Exclude the pictures and return every line exactly as written.

Figure dataset records
_ _ _

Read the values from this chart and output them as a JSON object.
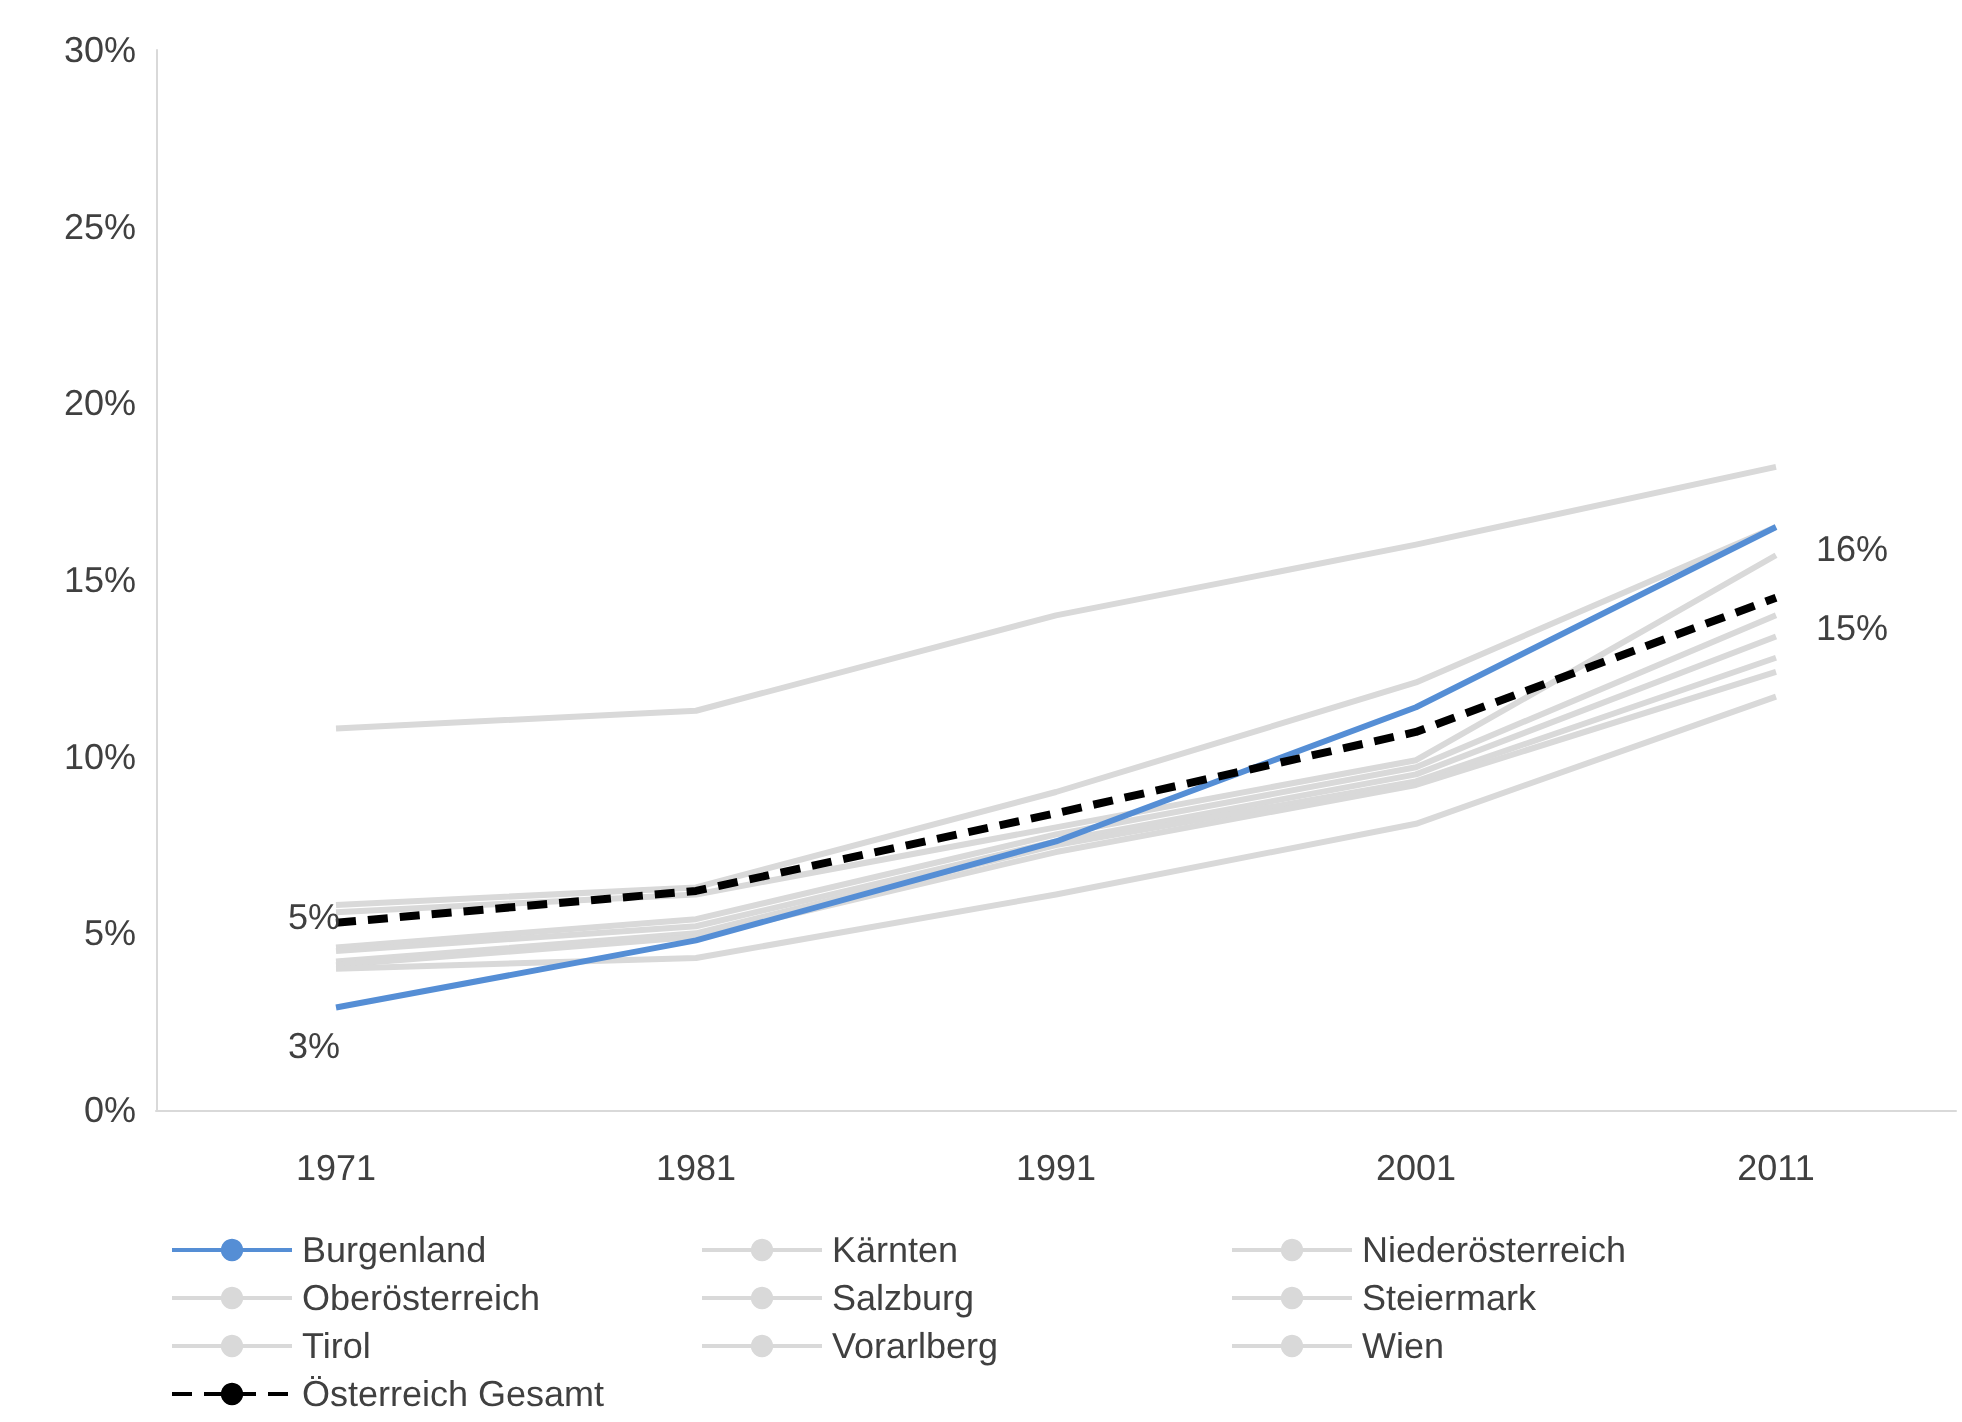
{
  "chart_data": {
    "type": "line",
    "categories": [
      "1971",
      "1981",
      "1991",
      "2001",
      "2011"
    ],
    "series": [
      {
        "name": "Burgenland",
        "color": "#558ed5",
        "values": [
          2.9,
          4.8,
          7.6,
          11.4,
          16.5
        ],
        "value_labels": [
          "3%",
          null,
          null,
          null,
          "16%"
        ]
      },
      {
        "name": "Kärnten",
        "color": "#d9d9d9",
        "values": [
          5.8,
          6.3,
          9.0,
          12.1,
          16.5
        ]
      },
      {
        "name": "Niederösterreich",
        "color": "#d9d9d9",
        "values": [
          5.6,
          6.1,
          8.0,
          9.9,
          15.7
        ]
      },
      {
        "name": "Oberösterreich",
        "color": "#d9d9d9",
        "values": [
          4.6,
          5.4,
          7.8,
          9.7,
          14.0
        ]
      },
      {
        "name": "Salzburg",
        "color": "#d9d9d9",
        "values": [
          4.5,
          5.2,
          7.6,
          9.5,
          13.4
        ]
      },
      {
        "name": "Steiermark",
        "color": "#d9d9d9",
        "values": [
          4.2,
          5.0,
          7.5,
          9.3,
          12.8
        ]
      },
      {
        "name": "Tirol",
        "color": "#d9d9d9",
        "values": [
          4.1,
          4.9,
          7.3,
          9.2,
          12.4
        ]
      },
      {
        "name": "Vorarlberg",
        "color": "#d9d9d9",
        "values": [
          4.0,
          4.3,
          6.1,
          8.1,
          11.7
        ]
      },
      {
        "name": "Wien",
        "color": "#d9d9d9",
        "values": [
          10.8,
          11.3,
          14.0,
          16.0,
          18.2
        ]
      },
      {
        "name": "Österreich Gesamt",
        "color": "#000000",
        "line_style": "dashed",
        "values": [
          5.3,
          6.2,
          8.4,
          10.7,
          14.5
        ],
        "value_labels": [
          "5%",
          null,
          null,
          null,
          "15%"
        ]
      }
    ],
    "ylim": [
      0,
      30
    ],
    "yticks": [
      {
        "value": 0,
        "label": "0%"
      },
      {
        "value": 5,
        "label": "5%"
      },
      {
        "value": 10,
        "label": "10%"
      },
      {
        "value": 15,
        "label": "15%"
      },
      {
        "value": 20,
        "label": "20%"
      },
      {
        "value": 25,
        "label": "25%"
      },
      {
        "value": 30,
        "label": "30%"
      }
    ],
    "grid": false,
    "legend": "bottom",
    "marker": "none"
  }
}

_ _ _

Answer to the task
Read the values from this chart and output them as a JSON object.
{
  "chart_data": {
    "type": "line",
    "categories": [
      "1971",
      "1981",
      "1991",
      "2001",
      "2011"
    ],
    "series": [
      {
        "name": "Burgenland",
        "color": "#558ed5",
        "values": [
          2.9,
          4.8,
          7.6,
          11.4,
          16.5
        ],
        "value_labels": [
          "3%",
          null,
          null,
          null,
          "16%"
        ]
      },
      {
        "name": "Kärnten",
        "color": "#d9d9d9",
        "values": [
          5.8,
          6.3,
          9.0,
          12.1,
          16.5
        ]
      },
      {
        "name": "Niederösterreich",
        "color": "#d9d9d9",
        "values": [
          5.6,
          6.1,
          8.0,
          9.9,
          15.7
        ]
      },
      {
        "name": "Oberösterreich",
        "color": "#d9d9d9",
        "values": [
          4.6,
          5.4,
          7.8,
          9.7,
          14.0
        ]
      },
      {
        "name": "Salzburg",
        "color": "#d9d9d9",
        "values": [
          4.5,
          5.2,
          7.6,
          9.5,
          13.4
        ]
      },
      {
        "name": "Steiermark",
        "color": "#d9d9d9",
        "values": [
          4.2,
          5.0,
          7.5,
          9.3,
          12.8
        ]
      },
      {
        "name": "Tirol",
        "color": "#d9d9d9",
        "values": [
          4.1,
          4.9,
          7.3,
          9.2,
          12.4
        ]
      },
      {
        "name": "Vorarlberg",
        "color": "#d9d9d9",
        "values": [
          4.0,
          4.3,
          6.1,
          8.1,
          11.7
        ]
      },
      {
        "name": "Wien",
        "color": "#d9d9d9",
        "values": [
          10.8,
          11.3,
          14.0,
          16.0,
          18.2
        ]
      },
      {
        "name": "Österreich Gesamt",
        "color": "#000000",
        "line_style": "dashed",
        "values": [
          5.3,
          6.2,
          8.4,
          10.7,
          14.5
        ],
        "value_labels": [
          "5%",
          null,
          null,
          null,
          "15%"
        ]
      }
    ],
    "ylim": [
      0,
      30
    ],
    "yticks": [
      {
        "value": 0,
        "label": "0%"
      },
      {
        "value": 5,
        "label": "5%"
      },
      {
        "value": 10,
        "label": "10%"
      },
      {
        "value": 15,
        "label": "15%"
      },
      {
        "value": 20,
        "label": "20%"
      },
      {
        "value": 25,
        "label": "25%"
      },
      {
        "value": 30,
        "label": "30%"
      }
    ],
    "grid": false,
    "legend": "bottom",
    "marker": "none"
  }
}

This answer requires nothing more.